> **Exercise instructions**: In the records below, find each line containing the word "gmail" and copy it.

··· Information given

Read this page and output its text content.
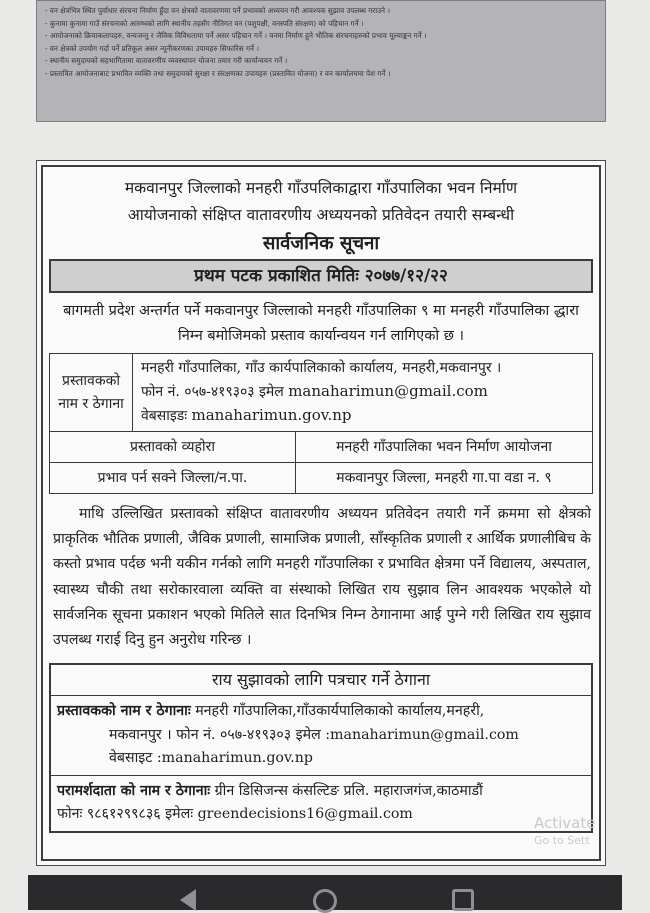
- वन क्षेत्रभित्र स्थित पुर्वाधार संरचना निर्माण हुँदा वन क्षेत्रको वातावरणमा पर्ने प्रभावको अध्ययन गरी आवश्यक सुझाव उपलब्ध गराउने ।
- कुनामा कुनामा गाउँ संरचनाको आरम्भको लागि स्थानीय तहसँग नीतिगत वन (पशुपक्षी, वनस्पति संरक्षण) को पहिचान गर्ने ।
- आयोजनाको क्रियाकलापहरु, वन्यजन्तु र जैविक विविधतामा पर्ने असर पहिचान गर्ने । वनमा निर्माण हुने भौतिक संरचनाहरुको प्रभाव मूल्याङ्कन गर्ने ।
- वन क्षेत्रको उपयोग गर्दा पर्ने प्रतिकूल असर न्यूनीकरणका उपायहरु सिफारिस गर्ने ।
- स्थानीय समुदायको सहभागितामा वातावरणीय व्यवस्थापन योजना तयार गरी कार्यान्वयन गर्ने ।
- प्रस्तावित आयोजनाबाट प्रभावित व्यक्ति तथा समुदायको सुरक्षा र संरक्षणका उपायहरु (प्रस्तावित योजना) र वन कार्यालयमा पेश गर्ने ।
मकवानपुर जिल्लाको मनहरी गाँउपलिकाद्वारा गाँउपालिका भवन निर्माण
आयोजनाको संक्षिप्त वातावरणीय अध्ययनको प्रतिवेदन तयारी सम्बन्धी
सार्वजनिक सूचना
प्रथम पटक प्रकाशित मितिः २०७७/१२/२२
बागमती प्रदेश अन्तर्गत पर्ने मकवानपुर जिल्लाको मनहरी गाँउपालिका ९ मा मनहरी गाँउपालिका द्धारा निम्न बमोजिमको प्रस्ताव कार्यान्वयन गर्न लागिएको छ ।
प्रस्तावकको नाम र ठेगाना	मनहरी गाँउपालिका, गाँउ कार्यपालिकाको कार्यालय, मनहरी,मकवानपुर ।
फोन नं. ०५७-४१९३०३ इमेल manaharimun@gmail.com
वेबसाइडः manaharimun.gov.np	

प्रस्तावको व्यहोरा		मनहरी गाँउपालिका भवन निर्माण आयोजना
प्रभाव पर्न सक्ने जिल्ला/न.पा.		मकवानपुर जिल्ला, मनहरी गा.पा वडा न. ९
माथि उल्लिखित प्रस्तावको संक्षिप्त वातावरणीय अध्ययन प्रतिवेदन तयारी गर्ने क्रममा सो क्षेत्रको प्राकृतिक भौतिक प्रणाली, जैविक प्रणाली, सामाजिक प्रणाली, साँस्कृतिक प्रणाली र आर्थिक प्रणालीबिच के कस्तो प्रभाव पर्दछ भनी यकीन गर्नको लागि मनहरी गाँउपालिका र प्रभावित क्षेत्रमा पर्ने विद्यालय, अस्पताल, स्वास्थ्य चौकी तथा सरोकारवाला व्यक्ति वा संस्थाको लिखित राय सुझाव लिन आवश्यक भएकोले यो सार्वजनिक सूचना प्रकाशन भएको मितिले सात दिनभित्र निम्न ठेगानामा आई पुग्ने गरी लिखित राय सुझाव उपलब्ध गराई दिनु हुन अनुरोध गरिन्छ ।
राय सुझावको लागि पत्रचार गर्ने ठेगाना
प्रस्तावकको नाम र ठेगानाः मनहरी गाँउपालिका,गाँउकार्यपालिकाको कार्यालय,मनहरी,
मकवानपुर । फोन नं. ०५७-४१९३०३ इमेल :manaharimun@gmail.com
वेबसाइट :manaharimun.gov.np
परामर्शदाता को नाम र ठेगानाः ग्रीन डिसिजन्स कंसल्टिङ प्रलि. महाराजगंज,काठमाडौं
फोनः ९८६१२९९८३६ इमेलः greendecisions16@gmail.com	Activate
Go to Sett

······

> **Solution for this exercise**:
फोन नं. ०५७-४१९३०३ इमेल manaharimun@gmail.com
मकवानपुर । फोन नं. ०५७-४१९३०३ इमेल :manaharimun@gmail.com
फोनः ९८६१२९९८३६ इमेलः greendecisions16@gmail.com	Activate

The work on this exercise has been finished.